Records provided -
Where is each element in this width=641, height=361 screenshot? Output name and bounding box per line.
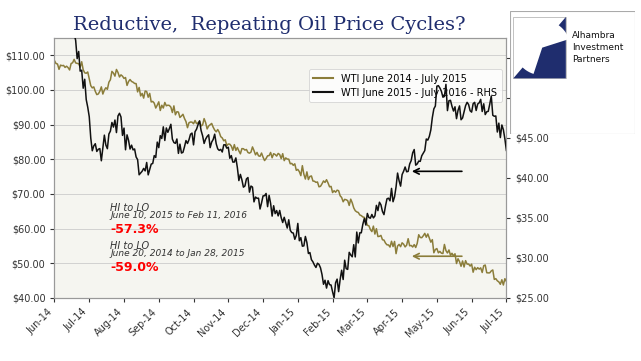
FancyBboxPatch shape xyxy=(510,11,635,134)
Polygon shape xyxy=(514,20,569,74)
Text: Alhambra
Investment
Partners: Alhambra Investment Partners xyxy=(572,31,624,64)
Bar xyxy=(513,17,566,78)
Text: June 20, 2014 to Jan 28, 2015: June 20, 2014 to Jan 28, 2015 xyxy=(110,249,245,258)
Polygon shape xyxy=(513,17,566,78)
Legend: WTI June 2014 - July 2015, WTI June 2015 - July 2016 - RHS: WTI June 2014 - July 2015, WTI June 2015… xyxy=(308,69,501,103)
Text: -59.0%: -59.0% xyxy=(110,261,158,274)
Text: -57.3%: -57.3% xyxy=(110,223,158,236)
Text: Reductive,  Repeating Oil Price Cycles?: Reductive, Repeating Oil Price Cycles? xyxy=(73,16,465,34)
Text: June 10, 2015 to Feb 11, 2016: June 10, 2015 to Feb 11, 2016 xyxy=(110,211,247,220)
Text: HI to LO: HI to LO xyxy=(110,203,149,213)
Text: HI to LO: HI to LO xyxy=(110,241,149,251)
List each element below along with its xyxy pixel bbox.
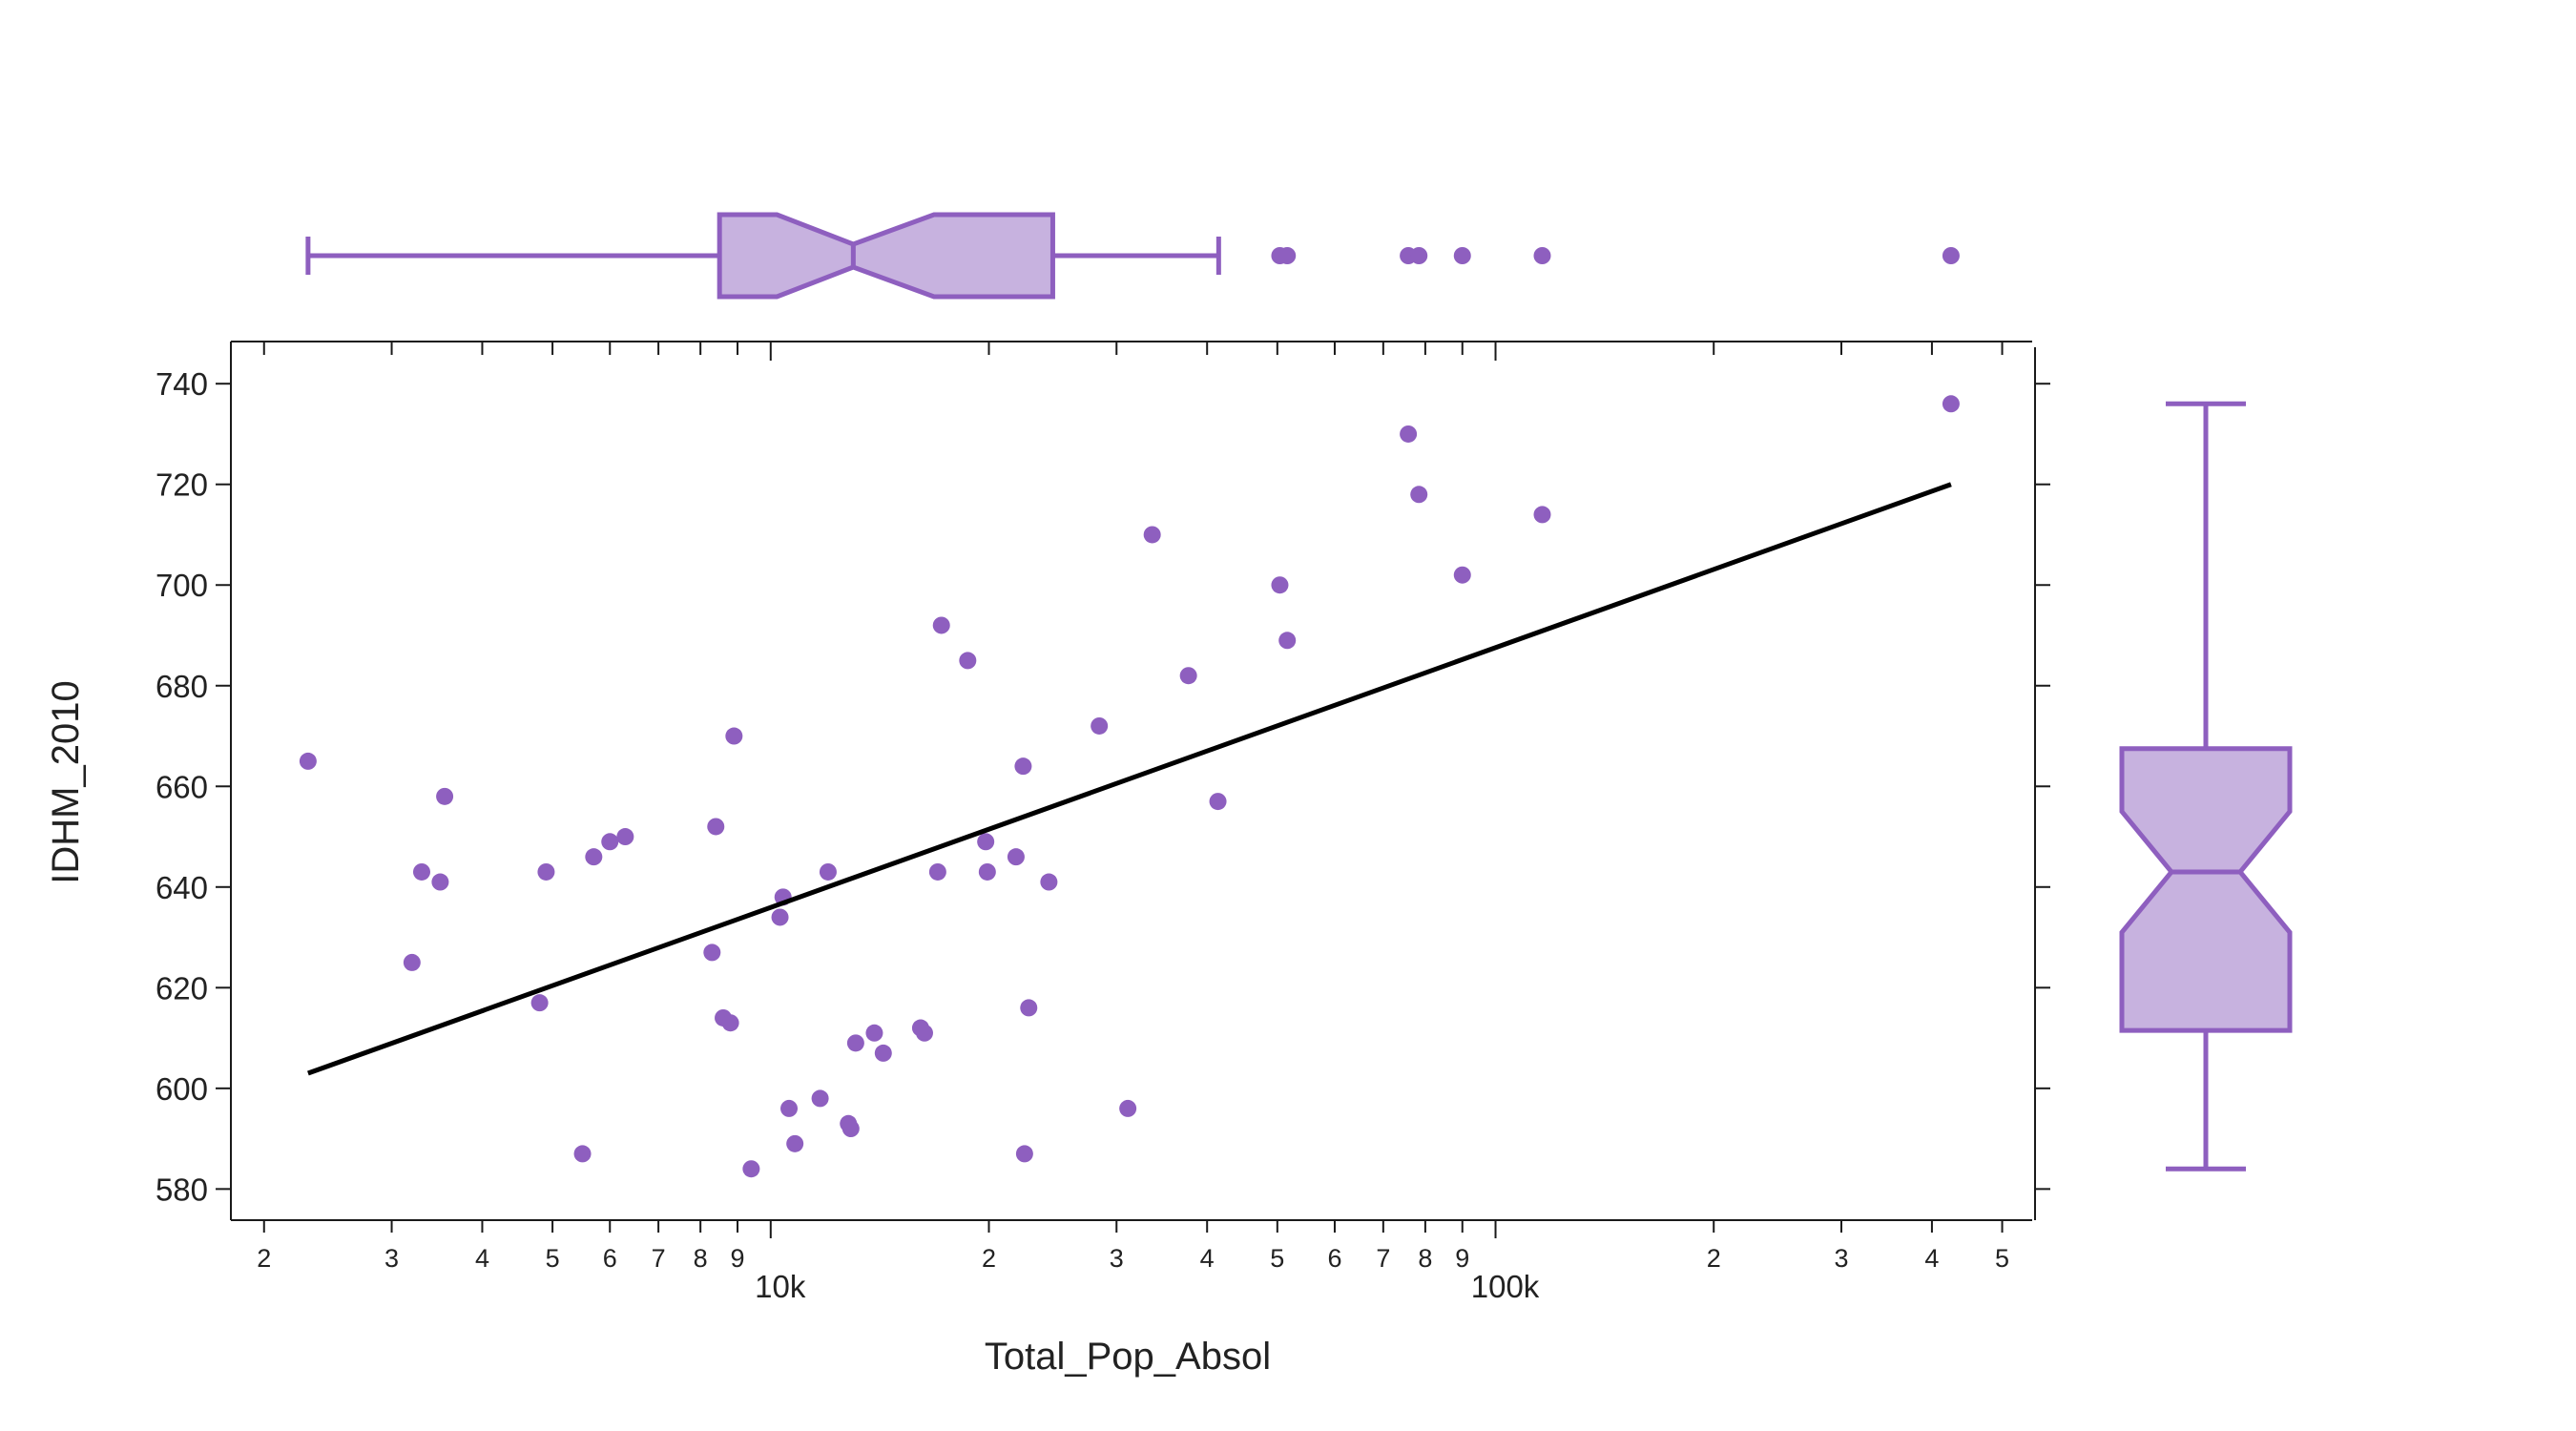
x-minor-tick-label: 6 [603,1244,617,1273]
x-minor-tick-label: 9 [1455,1244,1469,1273]
data-point [537,862,555,881]
data-point [299,752,317,770]
y-tick-label: 660 [156,769,208,804]
data-point [977,833,995,851]
x-box-outlier [1278,247,1297,264]
data-point [780,1099,799,1117]
data-point [978,862,996,881]
data-point [1410,486,1428,504]
x-minor-tick-label: 4 [1200,1244,1215,1273]
x-minor-tick-label: 7 [652,1244,666,1273]
y-tick-label: 740 [156,366,208,402]
y-box-body [2119,746,2293,1033]
trendline [307,482,1952,1076]
data-point [601,833,619,851]
data-point [915,1024,933,1042]
x-marginal-boxplot [305,212,1960,300]
x-box-body [717,212,1055,300]
data-point [573,1145,592,1163]
data-point [1007,848,1025,866]
data-point [1091,716,1109,735]
data-point [725,727,743,745]
x-minor-tick-label: 5 [546,1244,560,1273]
data-point [585,848,603,866]
y-marginal-boxplot [2119,401,2293,1172]
y-tick-label: 600 [156,1071,208,1107]
data-point [1143,526,1161,544]
data-point [616,828,634,846]
x-minor-tick-label: 8 [694,1244,708,1273]
y-tick-label: 640 [156,870,208,905]
data-point [819,862,837,881]
data-point [1209,793,1227,811]
x-box-outlier [1533,247,1551,264]
data-point [846,1034,864,1052]
x-major-tick-label: 100k [1471,1269,1540,1304]
x-box-outlier [1942,247,1960,264]
data-point [530,994,549,1012]
x-minor-tick-label: 5 [1270,1244,1284,1273]
data-point [932,616,950,634]
x-minor-tick-label: 2 [1707,1244,1721,1273]
data-point [1453,566,1471,584]
data-point [841,1120,860,1138]
data-point [1179,667,1197,685]
data-point [703,944,721,962]
data-point [1271,576,1289,594]
axes [230,341,2036,1221]
x-box-outlier [1410,247,1428,264]
data-point [959,652,977,670]
x-box-outlier [1453,247,1471,264]
data-point [742,1160,760,1178]
x-minor-tick-label: 3 [384,1244,399,1273]
x-minor-tick-label: 4 [1924,1244,1939,1273]
x-minor-tick-label: 6 [1327,1244,1341,1273]
x-minor-tick-label: 2 [257,1244,271,1273]
y-tick-label: 720 [156,467,208,503]
data-point [1014,757,1032,776]
data-point [928,862,946,881]
data-point [1942,395,1960,413]
x-minor-tick-label: 3 [1110,1244,1124,1273]
data-point [1015,1145,1033,1163]
x-minor-tick-label: 4 [475,1244,489,1273]
y-axis-title: IDHM_2010 [45,680,87,883]
data-point [412,862,430,881]
data-point [786,1134,804,1152]
x-minor-tick-label: 5 [1995,1244,2009,1273]
x-minor-tick-label: 7 [1376,1244,1390,1273]
data-point [1278,632,1297,650]
data-point [707,818,725,836]
y-tick-label: 680 [156,669,208,704]
data-point [874,1044,892,1062]
data-point [1533,506,1551,524]
data-point [431,873,449,891]
data-point [811,1089,829,1108]
data-point [1119,1099,1137,1117]
x-minor-tick-label: 2 [982,1244,996,1273]
x-axis-title: Total_Pop_Absol [985,1336,1271,1378]
data-point [865,1024,883,1042]
x-minor-tick-label: 9 [731,1244,745,1273]
data-point [1040,873,1058,891]
data-point [771,908,789,926]
x-major-tick-label: 10k [755,1269,806,1304]
x-minor-tick-label: 8 [1418,1244,1432,1273]
data-point [1400,425,1418,443]
data-point [721,1014,739,1032]
data-point [403,953,421,971]
y-tick-label: 700 [156,568,208,603]
x-minor-tick-label: 3 [1834,1244,1848,1273]
scatter-points [299,395,1960,1178]
y-tick-label: 620 [156,970,208,1006]
y-tick-label: 580 [156,1172,208,1207]
data-point [1020,999,1038,1017]
data-point [436,787,454,805]
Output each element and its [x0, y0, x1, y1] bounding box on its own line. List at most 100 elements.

Work to be completed -
Copy the listing above word for word, omitting the picture lines.

Answer to this task -
Where is each element in this width=641, height=361 screenshot? Output name and bounding box per line.
FancyBboxPatch shape xyxy=(510,11,635,134)
Polygon shape xyxy=(514,20,569,74)
Text: Alhambra
Investment
Partners: Alhambra Investment Partners xyxy=(572,31,624,64)
Bar xyxy=(513,17,566,78)
Text: June 20, 2014 to Jan 28, 2015: June 20, 2014 to Jan 28, 2015 xyxy=(110,249,245,258)
Polygon shape xyxy=(513,17,566,78)
Legend: WTI June 2014 - July 2015, WTI June 2015 - July 2016 - RHS: WTI June 2014 - July 2015, WTI June 2015… xyxy=(308,69,501,103)
Text: -59.0%: -59.0% xyxy=(110,261,158,274)
Text: -57.3%: -57.3% xyxy=(110,223,158,236)
Text: Reductive,  Repeating Oil Price Cycles?: Reductive, Repeating Oil Price Cycles? xyxy=(73,16,465,34)
Text: June 10, 2015 to Feb 11, 2016: June 10, 2015 to Feb 11, 2016 xyxy=(110,211,247,220)
Text: HI to LO: HI to LO xyxy=(110,203,149,213)
Text: HI to LO: HI to LO xyxy=(110,241,149,251)
List each element below along with its xyxy pixel bbox.
x-minor-tick-label: 6 [603,1244,617,1273]
x-minor-tick-label: 9 [1455,1244,1469,1273]
data-point [537,862,555,881]
data-point [299,752,317,770]
y-tick-label: 660 [156,769,208,804]
data-point [977,833,995,851]
x-box-outlier [1278,247,1297,264]
data-point [780,1099,799,1117]
data-point [978,862,996,881]
data-point [1410,486,1428,504]
x-minor-tick-label: 4 [1200,1244,1215,1273]
x-minor-tick-label: 7 [652,1244,666,1273]
y-tick-label: 740 [156,366,208,402]
y-box-body [2119,746,2293,1033]
trendline [307,482,1952,1076]
data-point [601,833,619,851]
data-point [915,1024,933,1042]
x-marginal-boxplot [305,212,1960,300]
x-box-body [717,212,1055,300]
data-point [573,1145,592,1163]
data-point [1007,848,1025,866]
data-point [1091,716,1109,735]
data-point [725,727,743,745]
x-minor-tick-label: 5 [546,1244,560,1273]
data-point [585,848,603,866]
y-marginal-boxplot [2119,401,2293,1172]
y-tick-label: 600 [156,1071,208,1107]
data-point [1143,526,1161,544]
data-point [616,828,634,846]
x-minor-tick-label: 8 [694,1244,708,1273]
y-tick-label: 640 [156,870,208,905]
data-point [819,862,837,881]
data-point [1209,793,1227,811]
x-box-outlier [1533,247,1551,264]
data-point [846,1034,864,1052]
x-major-tick-label: 100k [1471,1269,1540,1304]
x-box-outlier [1942,247,1960,264]
data-point [530,994,549,1012]
x-minor-tick-label: 5 [1270,1244,1284,1273]
data-point [932,616,950,634]
x-minor-tick-label: 2 [1707,1244,1721,1273]
data-point [1453,566,1471,584]
data-point [841,1120,860,1138]
data-point [1179,667,1197,685]
data-point [703,944,721,962]
data-point [1271,576,1289,594]
axes [230,341,2036,1221]
x-box-outlier [1410,247,1428,264]
data-point [959,652,977,670]
x-box-outlier [1453,247,1471,264]
data-point [742,1160,760,1178]
x-minor-tick-label: 3 [384,1244,399,1273]
x-minor-tick-label: 4 [1924,1244,1939,1273]
x-minor-tick-label: 6 [1327,1244,1341,1273]
x-minor-tick-label: 2 [257,1244,271,1273]
y-tick-label: 720 [156,467,208,503]
data-point [1014,757,1032,776]
data-point [928,862,946,881]
data-point [1942,395,1960,413]
x-minor-tick-label: 3 [1110,1244,1124,1273]
data-point [1015,1145,1033,1163]
x-minor-tick-label: 4 [475,1244,489,1273]
y-axis-title: IDHM_2010 [45,680,87,883]
data-point [412,862,430,881]
data-point [786,1134,804,1152]
x-minor-tick-label: 5 [1995,1244,2009,1273]
x-minor-tick-label: 7 [1376,1244,1390,1273]
data-point [1278,632,1297,650]
data-point [707,818,725,836]
y-tick-label: 680 [156,669,208,704]
data-point [874,1044,892,1062]
data-point [1533,506,1551,524]
data-point [431,873,449,891]
data-point [811,1089,829,1108]
data-point [1119,1099,1137,1117]
x-minor-tick-label: 2 [982,1244,996,1273]
x-axis-title: Total_Pop_Absol [985,1336,1271,1378]
data-point [865,1024,883,1042]
x-minor-tick-label: 9 [731,1244,745,1273]
data-point [1040,873,1058,891]
data-point [771,908,789,926]
x-major-tick-label: 10k [755,1269,806,1304]
x-minor-tick-label: 8 [1418,1244,1432,1273]
data-point [1400,425,1418,443]
data-point [721,1014,739,1032]
data-point [403,953,421,971]
y-tick-label: 700 [156,568,208,603]
x-minor-tick-label: 3 [1834,1244,1848,1273]
scatter-points [299,395,1960,1178]
y-tick-label: 620 [156,970,208,1006]
y-tick-label: 580 [156,1172,208,1207]
data-point [1020,999,1038,1017]
data-point [436,787,454,805]
Output each element and its [x0, y0, x1, y1] bounding box on its own line. List at most 100 elements.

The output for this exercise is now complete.